**Supplied information**

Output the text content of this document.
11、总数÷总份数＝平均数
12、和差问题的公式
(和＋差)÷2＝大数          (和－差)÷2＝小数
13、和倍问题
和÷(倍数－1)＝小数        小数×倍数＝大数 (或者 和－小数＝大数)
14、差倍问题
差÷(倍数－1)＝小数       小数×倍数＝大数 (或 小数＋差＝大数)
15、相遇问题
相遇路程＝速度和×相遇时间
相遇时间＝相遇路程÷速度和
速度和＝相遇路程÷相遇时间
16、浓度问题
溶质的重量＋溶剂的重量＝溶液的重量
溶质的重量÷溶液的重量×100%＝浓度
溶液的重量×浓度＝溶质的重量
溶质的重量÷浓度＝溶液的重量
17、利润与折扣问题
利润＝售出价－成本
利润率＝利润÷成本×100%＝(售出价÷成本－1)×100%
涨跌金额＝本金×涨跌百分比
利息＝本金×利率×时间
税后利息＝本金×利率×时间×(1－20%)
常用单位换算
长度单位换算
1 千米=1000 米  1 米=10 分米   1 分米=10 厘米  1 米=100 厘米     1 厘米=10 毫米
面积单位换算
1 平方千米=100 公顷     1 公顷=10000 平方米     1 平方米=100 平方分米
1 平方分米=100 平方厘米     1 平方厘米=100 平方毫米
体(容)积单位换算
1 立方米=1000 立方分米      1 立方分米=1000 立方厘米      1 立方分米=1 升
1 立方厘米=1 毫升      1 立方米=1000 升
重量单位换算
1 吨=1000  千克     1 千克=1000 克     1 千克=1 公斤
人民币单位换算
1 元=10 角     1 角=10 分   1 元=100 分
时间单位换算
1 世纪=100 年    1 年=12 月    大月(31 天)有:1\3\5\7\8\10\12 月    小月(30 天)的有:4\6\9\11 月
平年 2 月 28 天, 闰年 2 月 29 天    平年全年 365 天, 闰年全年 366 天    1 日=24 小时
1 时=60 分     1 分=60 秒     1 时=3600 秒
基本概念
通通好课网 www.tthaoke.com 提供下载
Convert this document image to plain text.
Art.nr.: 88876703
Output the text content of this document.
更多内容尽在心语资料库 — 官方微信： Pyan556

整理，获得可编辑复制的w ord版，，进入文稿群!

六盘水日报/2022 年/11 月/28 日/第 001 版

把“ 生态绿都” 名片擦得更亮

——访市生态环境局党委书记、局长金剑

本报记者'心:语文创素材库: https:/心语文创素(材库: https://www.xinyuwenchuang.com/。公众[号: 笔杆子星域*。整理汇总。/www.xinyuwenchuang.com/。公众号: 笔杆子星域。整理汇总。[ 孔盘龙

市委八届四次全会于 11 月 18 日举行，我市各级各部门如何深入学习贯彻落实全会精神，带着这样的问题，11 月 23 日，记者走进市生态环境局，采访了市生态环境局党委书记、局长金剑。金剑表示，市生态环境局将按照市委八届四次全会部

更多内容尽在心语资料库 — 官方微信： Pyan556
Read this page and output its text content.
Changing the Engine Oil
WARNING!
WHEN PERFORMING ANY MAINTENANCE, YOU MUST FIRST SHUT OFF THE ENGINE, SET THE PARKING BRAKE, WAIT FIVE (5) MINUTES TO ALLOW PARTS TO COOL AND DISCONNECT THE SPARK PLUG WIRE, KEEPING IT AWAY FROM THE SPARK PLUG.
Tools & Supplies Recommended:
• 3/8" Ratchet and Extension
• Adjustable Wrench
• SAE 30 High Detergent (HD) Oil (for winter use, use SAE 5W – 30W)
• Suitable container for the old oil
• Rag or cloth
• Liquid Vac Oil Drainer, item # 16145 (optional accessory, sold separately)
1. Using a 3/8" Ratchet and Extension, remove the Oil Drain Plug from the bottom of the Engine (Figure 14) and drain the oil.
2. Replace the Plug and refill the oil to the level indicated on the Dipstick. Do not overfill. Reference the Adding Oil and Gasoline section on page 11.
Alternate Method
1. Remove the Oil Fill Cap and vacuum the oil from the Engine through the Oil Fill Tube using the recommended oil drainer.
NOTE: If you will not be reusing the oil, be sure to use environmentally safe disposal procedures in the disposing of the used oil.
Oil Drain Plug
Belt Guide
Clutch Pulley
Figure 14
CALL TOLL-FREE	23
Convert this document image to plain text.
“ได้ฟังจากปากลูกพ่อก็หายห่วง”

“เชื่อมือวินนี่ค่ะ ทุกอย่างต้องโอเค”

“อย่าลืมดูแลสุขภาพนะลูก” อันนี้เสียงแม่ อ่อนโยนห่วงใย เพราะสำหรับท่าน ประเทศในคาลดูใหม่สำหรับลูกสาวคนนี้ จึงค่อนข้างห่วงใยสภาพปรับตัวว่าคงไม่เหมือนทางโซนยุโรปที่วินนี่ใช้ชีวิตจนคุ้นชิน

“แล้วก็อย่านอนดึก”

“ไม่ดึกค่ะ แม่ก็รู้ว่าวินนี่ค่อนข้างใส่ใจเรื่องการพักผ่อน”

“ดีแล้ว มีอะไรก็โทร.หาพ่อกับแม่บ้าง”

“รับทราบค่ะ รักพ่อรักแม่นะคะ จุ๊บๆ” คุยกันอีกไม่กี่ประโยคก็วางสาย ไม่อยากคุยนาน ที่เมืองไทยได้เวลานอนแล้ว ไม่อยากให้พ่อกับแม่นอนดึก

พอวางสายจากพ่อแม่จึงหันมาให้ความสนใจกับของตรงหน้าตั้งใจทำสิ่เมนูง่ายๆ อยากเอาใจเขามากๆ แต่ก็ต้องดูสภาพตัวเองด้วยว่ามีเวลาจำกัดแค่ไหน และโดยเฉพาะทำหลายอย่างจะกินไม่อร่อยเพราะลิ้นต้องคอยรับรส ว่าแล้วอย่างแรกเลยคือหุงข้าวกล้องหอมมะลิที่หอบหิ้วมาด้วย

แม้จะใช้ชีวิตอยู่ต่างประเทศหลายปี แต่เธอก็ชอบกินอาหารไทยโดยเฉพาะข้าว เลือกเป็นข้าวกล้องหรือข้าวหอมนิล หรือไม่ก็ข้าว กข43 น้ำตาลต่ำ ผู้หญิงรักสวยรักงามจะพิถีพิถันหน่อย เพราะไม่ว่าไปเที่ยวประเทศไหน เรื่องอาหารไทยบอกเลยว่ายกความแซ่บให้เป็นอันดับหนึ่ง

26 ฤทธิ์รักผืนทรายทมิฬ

**Task goal**
Transcribe every entry exactly.

**Expected answer**
Output the text content of this document.
11、总数÷总份数＝平均数
12、和差问题的公式
(和＋差)÷2＝大数          (和－差)÷2＝小数
13、和倍问题
和÷(倍数－1)＝小数        小数×倍数＝大数 (或者 和－小数＝大数)
14、差倍问题
差÷(倍数－1)＝小数       小数×倍数＝大数 (或 小数＋差＝大数)
15、相遇问题
相遇路程＝速度和×相遇时间
相遇时间＝相遇路程÷速度和
速度和＝相遇路程÷相遇时间
16、浓度问题
溶质的重量＋溶剂的重量＝溶液的重量
溶质的重量÷溶液的重量×100%＝浓度
溶液的重量×浓度＝溶质的重量
溶质的重量÷浓度＝溶液的重量
17、利润与折扣问题
利润＝售出价－成本
利润率＝利润÷成本×100%＝(售出价÷成本－1)×100%
涨跌金额＝本金×涨跌百分比
利息＝本金×利率×时间
税后利息＝本金×利率×时间×(1－20%)
常用单位换算
长度单位换算
1 千米=1000 米  1 米=10 分米   1 分米=10 厘米  1 米=100 厘米     1 厘米=10 毫米
面积单位换算
1 平方千米=100 公顷     1 公顷=10000 平方米     1 平方米=100 平方分米
1 平方分米=100 平方厘米     1 平方厘米=100 平方毫米
体(容)积单位换算
1 立方米=1000 立方分米      1 立方分米=1000 立方厘米      1 立方分米=1 升
1 立方厘米=1 毫升      1 立方米=1000 升
重量单位换算
1 吨=1000  千克     1 千克=1000 克     1 千克=1 公斤
人民币单位换算
1 元=10 角     1 角=10 分   1 元=100 分
时间单位换算
1 世纪=100 年    1 年=12 月    大月(31 天)有:1\3\5\7\8\10\12 月    小月(30 天)的有:4\6\9\11 月
平年 2 月 28 天, 闰年 2 月 29 天    平年全年 365 天, 闰年全年 366 天    1 日=24 小时
1 时=60 分     1 分=60 秒     1 时=3600 秒
基本概念
通通好课网 www.tthaoke.com 提供下载
Convert this document image to plain text.
Art.nr.: 88876703
Output the text content of this document.
更多内容尽在心语资料库 — 官方微信： Pyan556

整理，获得可编辑复制的w ord版，，进入文稿群!

六盘水日报/2022 年/11 月/28 日/第 001 版

把“ 生态绿都” 名片擦得更亮

——访市生态环境局党委书记、局长金剑

本报记者'心:语文创素材库: https:/心语文创素(材库: https://www.xinyuwenchuang.com/。公众[号: 笔杆子星域*。整理汇总。/www.xinyuwenchuang.com/。公众号: 笔杆子星域。整理汇总。[ 孔盘龙

市委八届四次全会于 11 月 18 日举行，我市各级各部门如何深入学习贯彻落实全会精神，带着这样的问题，11 月 23 日，记者走进市生态环境局，采访了市生态环境局党委书记、局长金剑。金剑表示，市生态环境局将按照市委八届四次全会部

更多内容尽在心语资料库 — 官方微信： Pyan556
Read this page and output its text content.
Changing the Engine Oil
WARNING!
WHEN PERFORMING ANY MAINTENANCE, YOU MUST FIRST SHUT OFF THE ENGINE, SET THE PARKING BRAKE, WAIT FIVE (5) MINUTES TO ALLOW PARTS TO COOL AND DISCONNECT THE SPARK PLUG WIRE, KEEPING IT AWAY FROM THE SPARK PLUG.
Tools & Supplies Recommended:
• 3/8" Ratchet and Extension
• Adjustable Wrench
• SAE 30 High Detergent (HD) Oil (for winter use, use SAE 5W – 30W)
• Suitable container for the old oil
• Rag or cloth
• Liquid Vac Oil Drainer, item # 16145 (optional accessory, sold separately)
1. Using a 3/8" Ratchet and Extension, remove the Oil Drain Plug from the bottom of the Engine (Figure 14) and drain the oil.
2. Replace the Plug and refill the oil to the level indicated on the Dipstick. Do not overfill. Reference the Adding Oil and Gasoline section on page 11.
Alternate Method
1. Remove the Oil Fill Cap and vacuum the oil from the Engine through the Oil Fill Tube using the recommended oil drainer.
NOTE: If you will not be reusing the oil, be sure to use environmentally safe disposal procedures in the disposing of the used oil.
Oil Drain Plug
Belt Guide
Clutch Pulley
Figure 14
CALL TOLL-FREE	23
Convert this document image to plain text.
“ได้ฟังจากปากลูกพ่อก็หายห่วง”

“เชื่อมือวินนี่ค่ะ ทุกอย่างต้องโอเค”

“อย่าลืมดูแลสุขภาพนะลูก” อันนี้เสียงแม่ อ่อนโยนห่วงใย เพราะสำหรับท่าน ประเทศในคาลดูใหม่สำหรับลูกสาวคนนี้ จึงค่อนข้างห่วงใยสภาพปรับตัวว่าคงไม่เหมือนทางโซนยุโรปที่วินนี่ใช้ชีวิตจนคุ้นชิน

“แล้วก็อย่านอนดึก”

“ไม่ดึกค่ะ แม่ก็รู้ว่าวินนี่ค่อนข้างใส่ใจเรื่องการพักผ่อน”

“ดีแล้ว มีอะไรก็โทร.หาพ่อกับแม่บ้าง”

“รับทราบค่ะ รักพ่อรักแม่นะคะ จุ๊บๆ” คุยกันอีกไม่กี่ประโยคก็วางสาย ไม่อยากคุยนาน ที่เมืองไทยได้เวลานอนแล้ว ไม่อยากให้พ่อกับแม่นอนดึก

พอวางสายจากพ่อแม่จึงหันมาให้ความสนใจกับของตรงหน้าตั้งใจทำสิ่เมนูง่ายๆ อยากเอาใจเขามากๆ แต่ก็ต้องดูสภาพตัวเองด้วยว่ามีเวลาจำกัดแค่ไหน และโดยเฉพาะทำหลายอย่างจะกินไม่อร่อยเพราะลิ้นต้องคอยรับรส ว่าแล้วอย่างแรกเลยคือหุงข้าวกล้องหอมมะลิที่หอบหิ้วมาด้วย

แม้จะใช้ชีวิตอยู่ต่างประเทศหลายปี แต่เธอก็ชอบกินอาหารไทยโดยเฉพาะข้าว เลือกเป็นข้าวกล้องหรือข้าวหอมนิล หรือไม่ก็ข้าว กข43 น้ำตาลต่ำ ผู้หญิงรักสวยรักงามจะพิถีพิถันหน่อย เพราะไม่ว่าไปเที่ยวประเทศไหน เรื่องอาหารไทยบอกเลยว่ายกความแซ่บให้เป็นอันดับหนึ่ง

26 ฤทธิ์รักผืนทรายทมิฬ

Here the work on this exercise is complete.